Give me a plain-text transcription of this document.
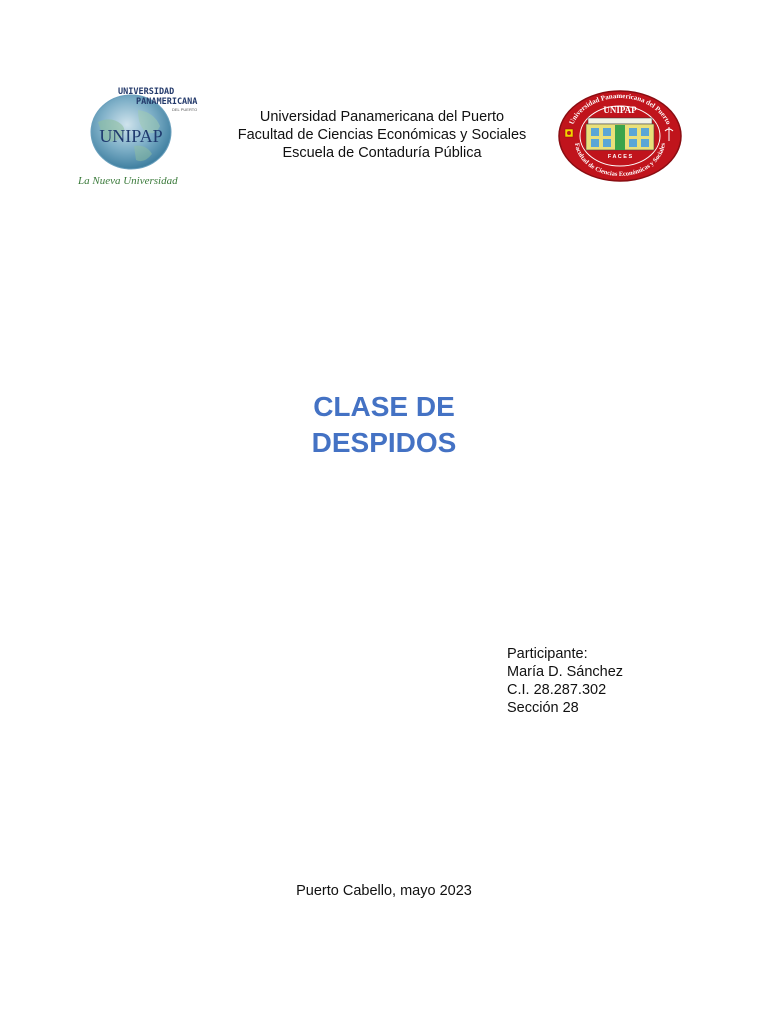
UNIVERSIDAD
PANAMERICANA
DEL PUERTO
UNIPAP
La Nueva Universidad
Universidad Panamericana del Puerto
Facultad de Ciencias Económicas y Sociales
Escuela de Contaduría Pública
Universidad Panamericana del Puerto
Facultad de Ciencias Económicas y Sociales
UNIPAP
F A C E S
CLASE DE
DESPIDOS
Participante:
María D. Sánchez
C.I. 28.287.302
Sección 28
Puerto Cabello, mayo 2023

■ Goal
Make an exact copy of all the material, but keep the pictures out of it.

■ Reply to the task
Give me a plain-text transcription of this document.
UNIVERSIDAD
PANAMERICANA
DEL PUERTO
UNIPAP
La Nueva Universidad
Universidad Panamericana del Puerto
Facultad de Ciencias Económicas y Sociales
Escuela de Contaduría Pública
Universidad Panamericana del Puerto
Facultad de Ciencias Económicas y Sociales
UNIPAP
F A C E S
CLASE DE
DESPIDOS
Participante:
María D. Sánchez
C.I. 28.287.302
Sección 28
Puerto Cabello, mayo 2023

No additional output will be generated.